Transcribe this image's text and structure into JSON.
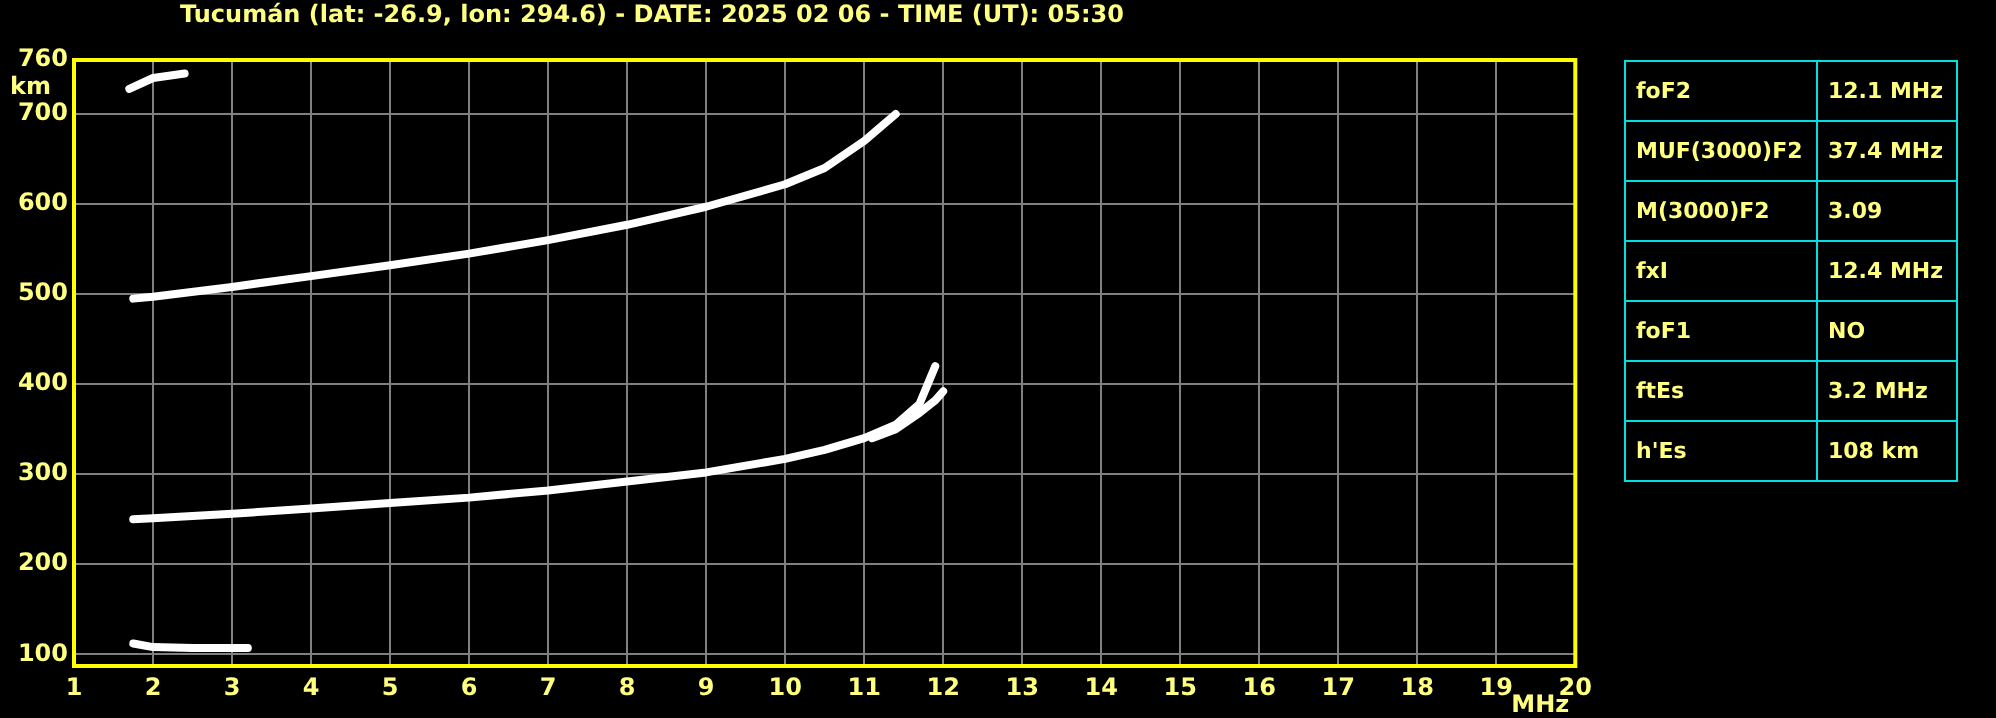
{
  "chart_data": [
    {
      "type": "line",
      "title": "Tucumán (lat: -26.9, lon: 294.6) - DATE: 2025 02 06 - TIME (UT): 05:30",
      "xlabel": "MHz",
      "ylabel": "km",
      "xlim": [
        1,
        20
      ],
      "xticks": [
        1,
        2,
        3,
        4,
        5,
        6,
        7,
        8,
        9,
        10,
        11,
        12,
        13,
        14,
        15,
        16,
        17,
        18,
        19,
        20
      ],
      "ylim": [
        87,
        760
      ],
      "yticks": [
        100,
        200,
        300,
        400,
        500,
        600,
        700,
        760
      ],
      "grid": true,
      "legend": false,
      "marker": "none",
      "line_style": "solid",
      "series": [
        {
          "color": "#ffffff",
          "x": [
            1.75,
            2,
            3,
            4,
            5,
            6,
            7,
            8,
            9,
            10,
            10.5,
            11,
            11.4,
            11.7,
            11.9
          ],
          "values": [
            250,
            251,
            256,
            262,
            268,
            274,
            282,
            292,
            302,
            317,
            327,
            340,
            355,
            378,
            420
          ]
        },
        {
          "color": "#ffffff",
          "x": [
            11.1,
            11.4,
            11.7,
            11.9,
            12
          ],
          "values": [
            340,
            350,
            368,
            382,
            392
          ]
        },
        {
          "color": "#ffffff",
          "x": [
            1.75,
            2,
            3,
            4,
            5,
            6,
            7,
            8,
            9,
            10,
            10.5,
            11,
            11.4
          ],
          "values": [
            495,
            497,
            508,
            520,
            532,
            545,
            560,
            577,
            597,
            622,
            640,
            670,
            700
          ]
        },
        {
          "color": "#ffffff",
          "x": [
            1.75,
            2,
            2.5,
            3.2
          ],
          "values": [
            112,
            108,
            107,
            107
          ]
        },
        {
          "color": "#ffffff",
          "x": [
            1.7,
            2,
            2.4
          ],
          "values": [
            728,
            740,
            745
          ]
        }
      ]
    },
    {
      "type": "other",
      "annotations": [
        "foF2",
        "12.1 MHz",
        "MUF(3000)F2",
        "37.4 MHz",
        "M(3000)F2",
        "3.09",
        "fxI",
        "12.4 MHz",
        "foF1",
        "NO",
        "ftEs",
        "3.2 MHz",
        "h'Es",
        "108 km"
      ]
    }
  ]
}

To be done: Go back to the records above and write them out exactly, without the pictures.

Reply:
Transcribe this image's text and structure into JSON.
{
  "chart_data": [
    {
      "type": "line",
      "title": "Tucumán (lat: -26.9, lon: 294.6) - DATE: 2025 02 06 - TIME (UT): 05:30",
      "xlabel": "MHz",
      "ylabel": "km",
      "xlim": [
        1,
        20
      ],
      "xticks": [
        1,
        2,
        3,
        4,
        5,
        6,
        7,
        8,
        9,
        10,
        11,
        12,
        13,
        14,
        15,
        16,
        17,
        18,
        19,
        20
      ],
      "ylim": [
        87,
        760
      ],
      "yticks": [
        100,
        200,
        300,
        400,
        500,
        600,
        700,
        760
      ],
      "grid": true,
      "legend": false,
      "marker": "none",
      "line_style": "solid",
      "series": [
        {
          "color": "#ffffff",
          "x": [
            1.75,
            2,
            3,
            4,
            5,
            6,
            7,
            8,
            9,
            10,
            10.5,
            11,
            11.4,
            11.7,
            11.9
          ],
          "values": [
            250,
            251,
            256,
            262,
            268,
            274,
            282,
            292,
            302,
            317,
            327,
            340,
            355,
            378,
            420
          ]
        },
        {
          "color": "#ffffff",
          "x": [
            11.1,
            11.4,
            11.7,
            11.9,
            12
          ],
          "values": [
            340,
            350,
            368,
            382,
            392
          ]
        },
        {
          "color": "#ffffff",
          "x": [
            1.75,
            2,
            3,
            4,
            5,
            6,
            7,
            8,
            9,
            10,
            10.5,
            11,
            11.4
          ],
          "values": [
            495,
            497,
            508,
            520,
            532,
            545,
            560,
            577,
            597,
            622,
            640,
            670,
            700
          ]
        },
        {
          "color": "#ffffff",
          "x": [
            1.75,
            2,
            2.5,
            3.2
          ],
          "values": [
            112,
            108,
            107,
            107
          ]
        },
        {
          "color": "#ffffff",
          "x": [
            1.7,
            2,
            2.4
          ],
          "values": [
            728,
            740,
            745
          ]
        }
      ]
    },
    {
      "type": "other",
      "annotations": [
        "foF2",
        "12.1 MHz",
        "MUF(3000)F2",
        "37.4 MHz",
        "M(3000)F2",
        "3.09",
        "fxI",
        "12.4 MHz",
        "foF1",
        "NO",
        "ftEs",
        "3.2 MHz",
        "h'Es",
        "108 km"
      ]
    }
  ]
}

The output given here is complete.